▸ Data rows:
▼

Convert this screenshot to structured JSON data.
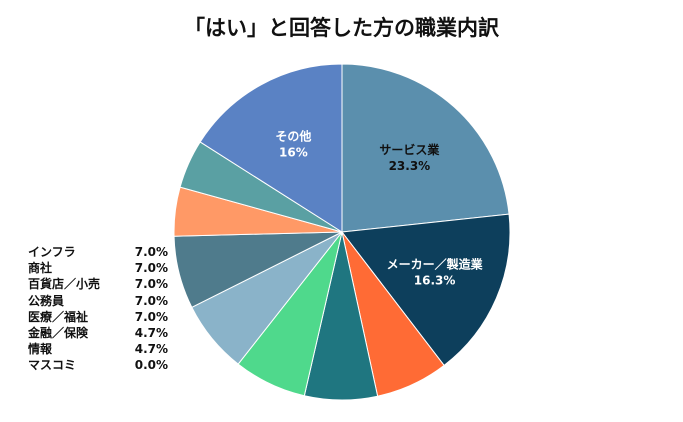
{
  "chart_data": {
    "type": "pie",
    "title": "「はい」と回答した方の職業内訳",
    "slices": [
      {
        "label": "サービス業",
        "value": 23.3,
        "color": "#5b8fad",
        "show_label": true
      },
      {
        "label": "メーカー／製造業",
        "value": 16.3,
        "color": "#0d3f5c",
        "show_label": true
      },
      {
        "label": "インフラ",
        "value": 7.0,
        "color": "#ff6b35",
        "show_label": false
      },
      {
        "label": "商社",
        "value": 7.0,
        "color": "#1f7680",
        "show_label": false
      },
      {
        "label": "百貨店／小売",
        "value": 7.0,
        "color": "#4fd98c",
        "show_label": false
      },
      {
        "label": "公務員",
        "value": 7.0,
        "color": "#8ab3c9",
        "show_label": false
      },
      {
        "label": "医療／福祉",
        "value": 7.0,
        "color": "#4f7b8c",
        "show_label": false
      },
      {
        "label": "金融／保険",
        "value": 4.7,
        "color": "#ff9966",
        "show_label": false
      },
      {
        "label": "情報",
        "value": 4.7,
        "color": "#5aa0a3",
        "show_label": false
      },
      {
        "label": "マスコミ",
        "value": 0.0,
        "color": "#cccccc",
        "show_label": false
      },
      {
        "label": "その他",
        "value": 16,
        "color": "#5a82c4",
        "show_label": true,
        "display_value": "16%"
      }
    ],
    "legend": [
      {
        "name": "インフラ",
        "value": "7.0%"
      },
      {
        "name": "商社",
        "value": "7.0%"
      },
      {
        "name": "百貨店／小売",
        "value": "7.0%"
      },
      {
        "name": "公務員",
        "value": "7.0%"
      },
      {
        "name": "医療／福祉",
        "value": "7.0%"
      },
      {
        "name": "金融／保険",
        "value": "4.7%"
      },
      {
        "name": "情報",
        "value": "4.7%"
      },
      {
        "name": "マスコミ",
        "value": "0.0%"
      }
    ],
    "legend_placement": "bottom-left"
  }
}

▲

▸ Problem to work on: Pull out every line of the records that includes the string "color".

▸ Written response:
        "color": "#5b8fad",
        "color": "#0d3f5c",
        "color": "#ff6b35",
        "color": "#1f7680",
        "color": "#4fd98c",
        "color": "#8ab3c9",
        "color": "#4f7b8c",
        "color": "#ff9966",
        "color": "#5aa0a3",
        "color": "#cccccc",
        "color": "#5a82c4",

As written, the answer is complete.